TO BE DONE — Repeat the listing in full, exactly as it stands.

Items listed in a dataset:
....

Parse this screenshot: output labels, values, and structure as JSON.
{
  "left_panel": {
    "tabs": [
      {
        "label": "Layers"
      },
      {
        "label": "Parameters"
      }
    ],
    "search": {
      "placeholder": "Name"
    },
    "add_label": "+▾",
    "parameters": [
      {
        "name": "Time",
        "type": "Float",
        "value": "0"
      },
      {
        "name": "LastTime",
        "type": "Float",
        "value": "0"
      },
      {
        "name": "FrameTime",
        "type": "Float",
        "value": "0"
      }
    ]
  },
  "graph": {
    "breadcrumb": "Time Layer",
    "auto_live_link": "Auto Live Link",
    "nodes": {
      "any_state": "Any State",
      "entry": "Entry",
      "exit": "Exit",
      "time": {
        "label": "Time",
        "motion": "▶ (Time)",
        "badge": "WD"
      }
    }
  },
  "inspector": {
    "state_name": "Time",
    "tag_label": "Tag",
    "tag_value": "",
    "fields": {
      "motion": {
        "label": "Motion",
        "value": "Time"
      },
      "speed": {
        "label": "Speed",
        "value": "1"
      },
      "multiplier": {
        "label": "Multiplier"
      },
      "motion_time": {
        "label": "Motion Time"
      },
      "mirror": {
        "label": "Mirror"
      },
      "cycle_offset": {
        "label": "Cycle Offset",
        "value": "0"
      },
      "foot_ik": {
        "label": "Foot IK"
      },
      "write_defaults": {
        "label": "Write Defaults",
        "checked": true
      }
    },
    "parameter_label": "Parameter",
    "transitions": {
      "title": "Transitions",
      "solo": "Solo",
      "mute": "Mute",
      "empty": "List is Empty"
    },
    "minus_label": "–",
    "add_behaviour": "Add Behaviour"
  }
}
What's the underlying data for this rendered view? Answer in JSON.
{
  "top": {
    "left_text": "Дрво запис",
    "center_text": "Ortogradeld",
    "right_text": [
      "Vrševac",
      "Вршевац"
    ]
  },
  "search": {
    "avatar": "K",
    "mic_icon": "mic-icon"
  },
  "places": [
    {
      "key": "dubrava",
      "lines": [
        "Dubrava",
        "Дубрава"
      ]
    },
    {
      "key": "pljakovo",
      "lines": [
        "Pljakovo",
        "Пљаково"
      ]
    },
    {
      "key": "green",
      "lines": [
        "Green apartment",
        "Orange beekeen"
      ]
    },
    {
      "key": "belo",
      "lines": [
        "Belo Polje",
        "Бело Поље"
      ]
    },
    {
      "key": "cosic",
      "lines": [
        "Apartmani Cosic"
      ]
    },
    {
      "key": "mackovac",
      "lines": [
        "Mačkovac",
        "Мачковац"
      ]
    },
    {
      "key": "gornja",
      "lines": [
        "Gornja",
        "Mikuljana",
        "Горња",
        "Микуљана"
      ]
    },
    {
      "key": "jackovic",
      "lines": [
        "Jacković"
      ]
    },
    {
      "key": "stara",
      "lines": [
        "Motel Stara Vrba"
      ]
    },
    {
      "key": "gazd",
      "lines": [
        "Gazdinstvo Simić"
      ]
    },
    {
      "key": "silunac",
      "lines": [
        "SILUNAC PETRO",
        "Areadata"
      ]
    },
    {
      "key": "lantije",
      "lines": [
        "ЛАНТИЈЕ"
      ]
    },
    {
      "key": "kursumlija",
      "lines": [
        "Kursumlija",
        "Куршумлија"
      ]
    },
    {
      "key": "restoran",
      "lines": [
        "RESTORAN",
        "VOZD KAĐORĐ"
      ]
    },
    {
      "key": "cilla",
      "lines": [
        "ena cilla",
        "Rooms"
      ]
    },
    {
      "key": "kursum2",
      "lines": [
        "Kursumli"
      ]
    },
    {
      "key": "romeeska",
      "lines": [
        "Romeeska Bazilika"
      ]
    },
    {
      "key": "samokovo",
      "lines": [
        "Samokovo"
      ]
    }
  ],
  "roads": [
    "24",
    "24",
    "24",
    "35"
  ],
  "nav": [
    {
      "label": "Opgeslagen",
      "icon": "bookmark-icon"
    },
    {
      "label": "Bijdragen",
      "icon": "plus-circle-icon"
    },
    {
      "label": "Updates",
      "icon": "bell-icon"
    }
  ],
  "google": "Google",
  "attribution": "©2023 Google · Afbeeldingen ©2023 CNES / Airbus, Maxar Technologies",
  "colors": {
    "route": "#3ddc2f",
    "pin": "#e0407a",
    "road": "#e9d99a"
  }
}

....

EXERCISE RESULT —
Parse this screenshot: output labels, values, and structure as JSON.
{
  "left_panel": {
    "tabs": [
      {
        "label": "Layers"
      },
      {
        "label": "Parameters"
      }
    ],
    "search": {
      "placeholder": "Name"
    },
    "add_label": "+▾",
    "parameters": [
      {
        "name": "Time",
        "type": "Float",
        "value": "0"
      },
      {
        "name": "LastTime",
        "type": "Float",
        "value": "0"
      },
      {
        "name": "FrameTime",
        "type": "Float",
        "value": "0"
      }
    ]
  },
  "graph": {
    "breadcrumb": "Time Layer",
    "auto_live_link": "Auto Live Link",
    "nodes": {
      "any_state": "Any State",
      "entry": "Entry",
      "exit": "Exit",
      "time": {
        "label": "Time",
        "motion": "▶ (Time)",
        "badge": "WD"
      }
    }
  },
  "inspector": {
    "state_name": "Time",
    "tag_label": "Tag",
    "tag_value": "",
    "fields": {
      "motion": {
        "label": "Motion",
        "value": "Time"
      },
      "speed": {
        "label": "Speed",
        "value": "1"
      },
      "multiplier": {
        "label": "Multiplier"
      },
      "motion_time": {
        "label": "Motion Time"
      },
      "mirror": {
        "label": "Mirror"
      },
      "cycle_offset": {
        "label": "Cycle Offset",
        "value": "0"
      },
      "foot_ik": {
        "label": "Foot IK"
      },
      "write_defaults": {
        "label": "Write Defaults",
        "checked": true
      }
    },
    "parameter_label": "Parameter",
    "transitions": {
      "title": "Transitions",
      "solo": "Solo",
      "mute": "Mute",
      "empty": "List is Empty"
    },
    "minus_label": "–",
    "add_behaviour": "Add Behaviour"
  }
}
What's the underlying data for this rendered view? Answer in JSON.
{
  "top": {
    "left_text": "Дрво запис",
    "center_text": "Ortogradeld",
    "right_text": [
      "Vrševac",
      "Вршевац"
    ]
  },
  "search": {
    "avatar": "K",
    "mic_icon": "mic-icon"
  },
  "places": [
    {
      "key": "dubrava",
      "lines": [
        "Dubrava",
        "Дубрава"
      ]
    },
    {
      "key": "pljakovo",
      "lines": [
        "Pljakovo",
        "Пљаково"
      ]
    },
    {
      "key": "green",
      "lines": [
        "Green apartment",
        "Orange beekeen"
      ]
    },
    {
      "key": "belo",
      "lines": [
        "Belo Polje",
        "Бело Поље"
      ]
    },
    {
      "key": "cosic",
      "lines": [
        "Apartmani Cosic"
      ]
    },
    {
      "key": "mackovac",
      "lines": [
        "Mačkovac",
        "Мачковац"
      ]
    },
    {
      "key": "gornja",
      "lines": [
        "Gornja",
        "Mikuljana",
        "Горња",
        "Микуљана"
      ]
    },
    {
      "key": "jackovic",
      "lines": [
        "Jacković"
      ]
    },
    {
      "key": "stara",
      "lines": [
        "Motel Stara Vrba"
      ]
    },
    {
      "key": "gazd",
      "lines": [
        "Gazdinstvo Simić"
      ]
    },
    {
      "key": "silunac",
      "lines": [
        "SILUNAC PETRO",
        "Areadata"
      ]
    },
    {
      "key": "lantije",
      "lines": [
        "ЛАНТИЈЕ"
      ]
    },
    {
      "key": "kursumlija",
      "lines": [
        "Kursumlija",
        "Куршумлија"
      ]
    },
    {
      "key": "restoran",
      "lines": [
        "RESTORAN",
        "VOZD KAĐORĐ"
      ]
    },
    {
      "key": "cilla",
      "lines": [
        "ena cilla",
        "Rooms"
      ]
    },
    {
      "key": "kursum2",
      "lines": [
        "Kursumli"
      ]
    },
    {
      "key": "romeeska",
      "lines": [
        "Romeeska Bazilika"
      ]
    },
    {
      "key": "samokovo",
      "lines": [
        "Samokovo"
      ]
    }
  ],
  "roads": [
    "24",
    "24",
    "24",
    "35"
  ],
  "nav": [
    {
      "label": "Opgeslagen",
      "icon": "bookmark-icon"
    },
    {
      "label": "Bijdragen",
      "icon": "plus-circle-icon"
    },
    {
      "label": "Updates",
      "icon": "bell-icon"
    }
  ],
  "google": "Google",
  "attribution": "©2023 Google · Afbeeldingen ©2023 CNES / Airbus, Maxar Technologies",
  "colors": {
    "route": "#3ddc2f",
    "pin": "#e0407a",
    "road": "#e9d99a"
  }
}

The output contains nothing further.